• **Provided records**
━━━━━━

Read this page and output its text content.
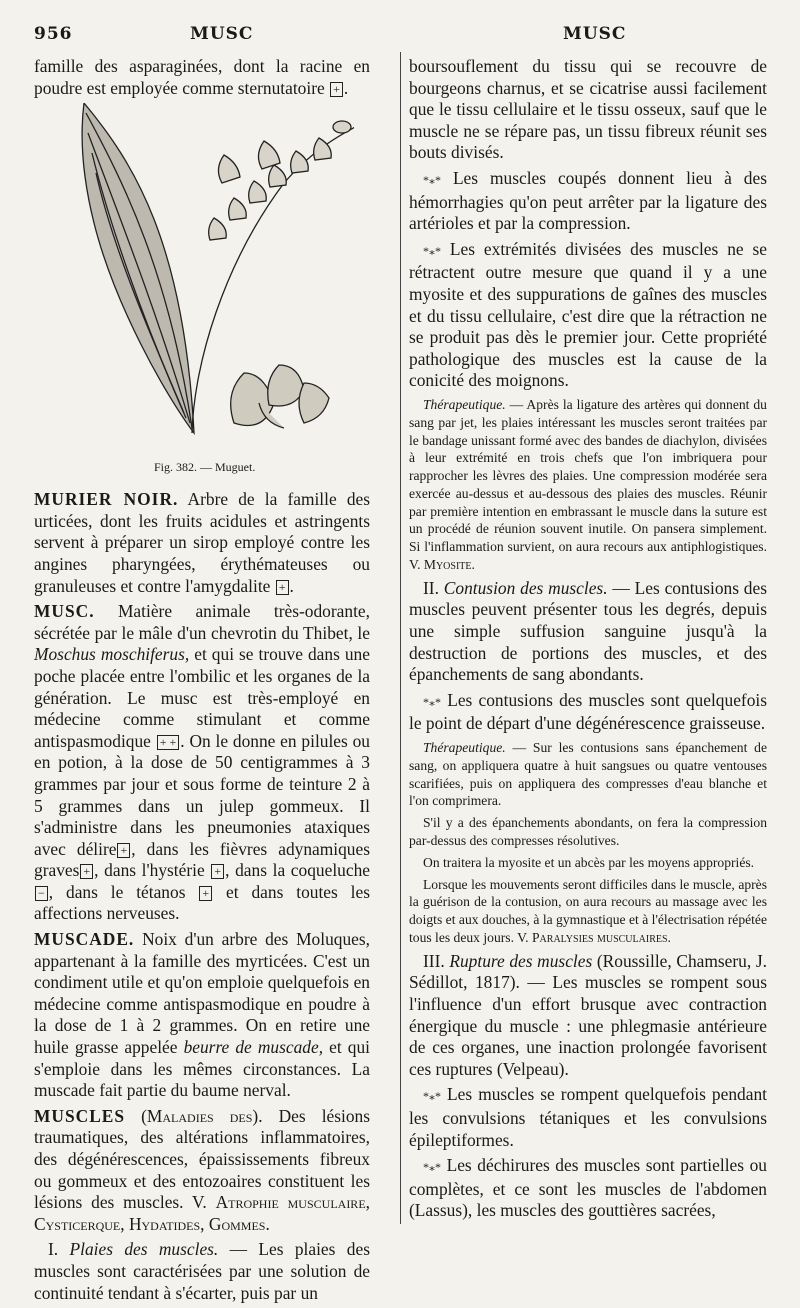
956	MUSC	MUSC

famille des asparaginées, dont la racine en poudre est employée comme sternutatoire + .

Fig. 382. — Muguet.

MURIER NOIR. Arbre de la famille des urticées, dont les fruits acidules et astringents servent à préparer un sirop employé contre les angines pharyngées, érythémateuses ou granuleuses et contre l'amygdalite + .

MUSC. Matière animale très-odorante, sécrétée par le mâle d'un chevrotin du Thibet, le Moschus moschiferus, et qui se trouve dans une poche placée entre l'ombilic et les organes de la génération. Le musc est très-employé en médecine comme stimulant et comme antispasmodique + + . On le donne en pilules ou en potion, à la dose de 50 centigrammes à 3 grammes par jour et sous forme de teinture 2 à 5 grammes dans un julep gommeux. Il s'administre dans les pneumonies ataxiques avec délire + , dans les fièvres adynamiques graves + , dans l'hystérie + , dans la coqueluche − , dans le tétanos + et dans toutes les affections nerveuses.

MUSCADE. Noix d'un arbre des Moluques, appartenant à la famille des myrticées. C'est un condiment utile et qu'on emploie quelquefois en médecine comme antispasmodique en poudre à la dose de 1 à 2 grammes. On en retire une huile grasse appelée beurre de muscade, et qui s'emploie dans les mêmes circonstances. La muscade fait partie du baume nerval.

MUSCLES (Maladies des). Des lésions traumatiques, des altérations inflammatoires, des dégénérescences, épaississements fibreux ou gommeux et des entozoaires constituent les lésions des muscles. V. Atrophie musculaire, Cysticerque, Hydatides, Gommes.

I. Plaies des muscles. — Les plaies des muscles sont caractérisées par une solution de continuité tendant à s'écarter, puis par un

boursouflement du tissu qui se recouvre de bourgeons charnus, et se cicatrise aussi facilement que le tissu cellulaire et le tissu osseux, sauf que le muscle ne se répare pas, un tissu fibreux réunit ses bouts divisés.

*⁎* Les muscles coupés donnent lieu à des hémorrhagies qu'on peut arrêter par la ligature des artérioles et par la compression.

*⁎* Les extrémités divisées des muscles ne se rétractent outre mesure que quand il y a une myosite et des suppurations de gaînes des muscles et du tissu cellulaire, c'est dire que la rétraction ne se produit pas dès le premier jour. Cette propriété pathologique des muscles est la cause de la conicité des moignons.

Thérapeutique. — Après la ligature des artères qui donnent du sang par jet, les plaies intéressant les muscles seront traitées par le bandage unissant formé avec des bandes de diachylon, divisées à leur extrémité en trois chefs que l'on imbriquera pour rapprocher les lèvres des plaies. Une compression modérée sera exercée au-dessus et au-dessous des plaies des muscles. Réunir par première intention en embrassant le muscle dans la suture est un procédé de réunion souvent inutile. On pansera simplement. Si l'inflammation survient, on aura recours aux antiphlogistiques. V. Myosite.

II. Contusion des muscles. — Les contusions des muscles peuvent présenter tous les degrés, depuis une simple suffusion sanguine jusqu'à la destruction de portions des muscles, et des épanchements de sang abondants.

*⁎* Les contusions des muscles sont quelquefois le point de départ d'une dégénérescence graisseuse.

Thérapeutique. — Sur les contusions sans épanchement de sang, on appliquera quatre à huit sangsues ou quatre ventouses scarifiées, puis on appliquera des compresses d'eau blanche et l'on comprimera.

S'il y a des épanchements abondants, on fera la compression par-dessus des compresses résolutives.

On traitera la myosite et un abcès par les moyens appropriés.

Lorsque les mouvements seront difficiles dans le muscle, après la guérison de la contusion, on aura recours au massage avec les doigts et aux douches, à la gymnastique et à l'électrisation répétée tous les deux jours. V. Paralysies musculaires.

III. Rupture des muscles (Roussille, Chamseru, J. Sédillot, 1817). — Les muscles se rompent sous l'influence d'un effort brusque avec contraction énergique du muscle : une phlegmasie antérieure de ces organes, une inaction prolongée favorisent ces ruptures (Velpeau).

*⁎* Les muscles se rompent quelquefois pendant les convulsions tétaniques et les convulsions épileptiformes.

*⁎* Les déchirures des muscles sont partielles ou complètes, et ce sont les muscles de l'abdomen (Lassus), les muscles des gouttières sacrées,
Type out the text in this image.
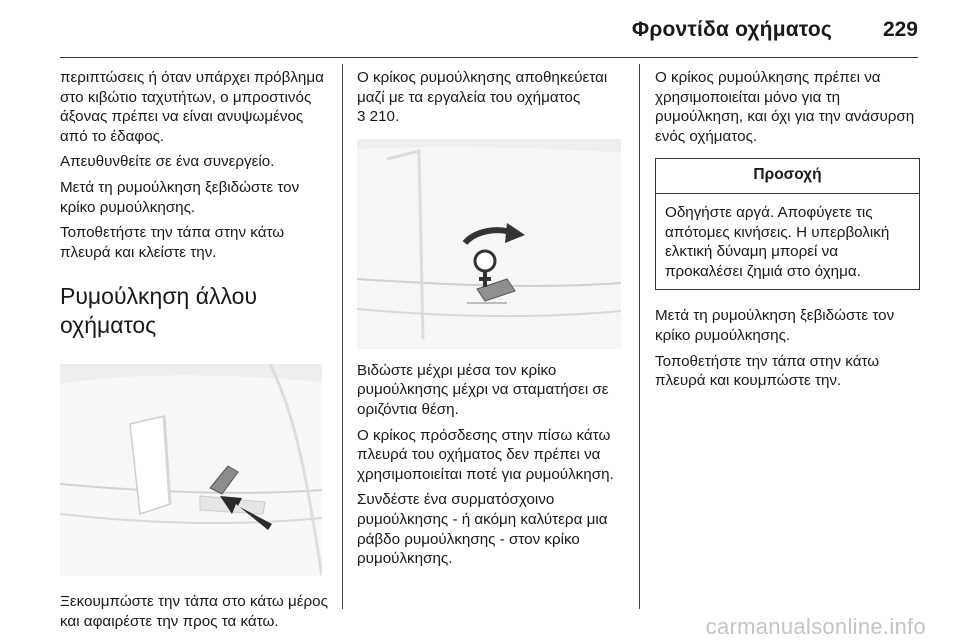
Φροντίδα οχήματος 229

περιπτώσεις ή όταν υπάρχει πρόβλημα στο κιβώτιο ταχυτήτων, ο μπροστινός άξονας πρέπει να είναι ανυψωμένος από το έδαφος.

Απευθυνθείτε σε ένα συνεργείο.

Μετά τη ρυμούλκηση ξεβιδώστε τον κρίκο ρυμούλκησης.

Τοποθετήστε την τάπα στην κάτω πλευρά και κλείστε την.

Ρυμούλκηση άλλου οχήματος

Ξεκουμπώστε την τάπα στο κάτω μέρος και αφαιρέστε την προς τα κάτω.

Ο κρίκος ρυμούλκησης αποθηκεύεται μαζί με τα εργαλεία του οχήματος
3 210.

Βιδώστε μέχρι μέσα τον κρίκο ρυμούλκησης μέχρι να σταματήσει σε οριζόντια θέση.

Ο κρίκος πρόσδεσης στην πίσω κάτω πλευρά του οχήματος δεν πρέπει να χρησιμοποιείται ποτέ για ρυμούλκηση.

Συνδέστε ένα συρματόσχοινο ρυμούλκησης - ή ακόμη καλύτερα μια ράβδο ρυμούλκησης - στον κρίκο ρυμούλκησης.

Ο κρίκος ρυμούλκησης πρέπει να χρησιμοποιείται μόνο για τη ρυμούλκηση, και όχι για την ανάσυρση ενός οχήματος.

Προσοχή
Οδηγήστε αργά. Αποφύγετε τις απότομες κινήσεις. Η υπερβολική ελκτική δύναμη μπορεί να προκαλέσει ζημιά στο όχημα.

Μετά τη ρυμούλκηση ξεβιδώστε τον κρίκο ρυμούλκησης.

Τοποθετήστε την τάπα στην κάτω πλευρά και κουμπώστε την.

carmanualsonline.info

━━━━━━

• **Aim**
Go through the listing above and locate each line that holds the word "πλευρά". Copy those lines.

• **Answer to the task**
Τοποθετήστε την τάπα στην κάτω πλευρά και κλείστε την.
Ο κρίκος πρόσδεσης στην πίσω κάτω πλευρά του οχήματος δεν πρέπει να χρησιμοποιείται ποτέ για ρυμούλκηση.
Τοποθετήστε την τάπα στην κάτω πλευρά και κουμπώστε την.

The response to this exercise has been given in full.